* **Your task**: Copy every line with the string "Відкриті" in it.

— begin —

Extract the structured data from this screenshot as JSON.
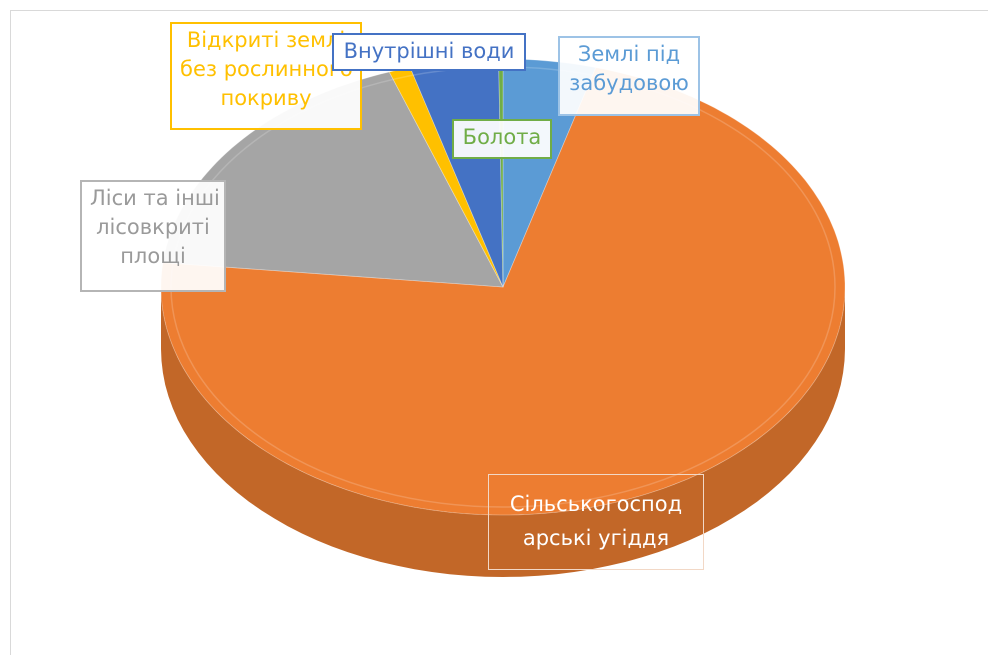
{
  "chart_data": {
    "type": "pie",
    "title": "",
    "categories": [
      "Землі під забудовою",
      "Сільськогосподарські угіддя",
      "Ліси та інші лісовкриті площі",
      "Відкриті землі без рослинного покриву",
      "Внутрішні води",
      "Болота"
    ],
    "values": [
      4.3,
      71.1,
      17.6,
      1.0,
      4.1,
      0.2
    ],
    "colors": [
      "#5b9bd5",
      "#ed7d31",
      "#a5a5a5",
      "#ffc000",
      "#4472c4",
      "#70ad47"
    ],
    "labels": [
      {
        "lines": [
          "Землі під",
          "забудовою"
        ],
        "color": "#5b9bd5"
      },
      {
        "lines": [
          "Сільськогоспод",
          "арські угіддя"
        ],
        "color": "#ed7d31"
      },
      {
        "lines": [
          "Ліси та інші",
          "лісовкриті",
          "площі"
        ],
        "color": "#a5a5a5"
      },
      {
        "lines": [
          "Відкриті землі",
          "без рослинного",
          "покриву"
        ],
        "color": "#ffc000"
      },
      {
        "lines": [
          "Внутрішні води"
        ],
        "color": "#4472c4"
      },
      {
        "lines": [
          "Болота"
        ],
        "color": "#70ad47"
      }
    ],
    "legend": "none"
  }
}
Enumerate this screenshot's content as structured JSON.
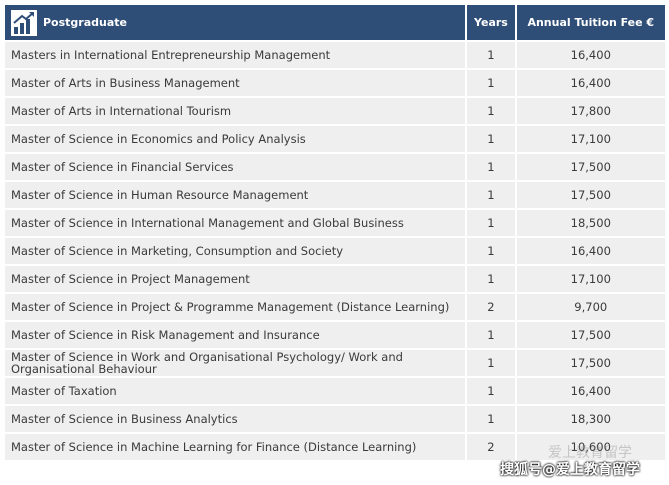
{
  "table": {
    "header": [
      "Postgraduate",
      "Years",
      "Annual Tuition Fee €"
    ],
    "rows": [
      [
        "Masters in International Entrepreneurship Management",
        "1",
        "16,400"
      ],
      [
        "Master of Arts in Business Management",
        "1",
        "16,400"
      ],
      [
        "Master of Arts in International Tourism",
        "1",
        "17,800"
      ],
      [
        "Master of Science in Economics and Policy Analysis",
        "1",
        "17,100"
      ],
      [
        "Master of Science in Financial Services",
        "1",
        "17,500"
      ],
      [
        "Master of Science in Human Resource Management",
        "1",
        "17,500"
      ],
      [
        "Master of Science in International Management and Global Business",
        "1",
        "18,500"
      ],
      [
        "Master of Science in Marketing, Consumption and Society",
        "1",
        "16,400"
      ],
      [
        "Master of Science in Project Management",
        "1",
        "17,100"
      ],
      [
        "Master of Science in Project & Programme Management (Distance Learning)",
        "2",
        "9,700"
      ],
      [
        "Master of Science in Risk Management and Insurance",
        "1",
        "17,500"
      ],
      [
        "Master of Science in Work and Organisational Psychology/ Work and Organisational Behaviour",
        "1",
        "17,500"
      ],
      [
        "Master of Taxation",
        "1",
        "16,400"
      ],
      [
        "Master of Science in Business Analytics",
        "1",
        "18,300"
      ],
      [
        "Master of Science in Machine Learning for Finance (Distance Learning)",
        "2",
        "10,600"
      ]
    ]
  },
  "watermark": {
    "faint": "爱上教育留学",
    "main": "搜狐号@爱上教育留学"
  }
}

— end —

* **Correct output**:
      "Відкриті землі без рослинного покриву",
          "Відкриті землі",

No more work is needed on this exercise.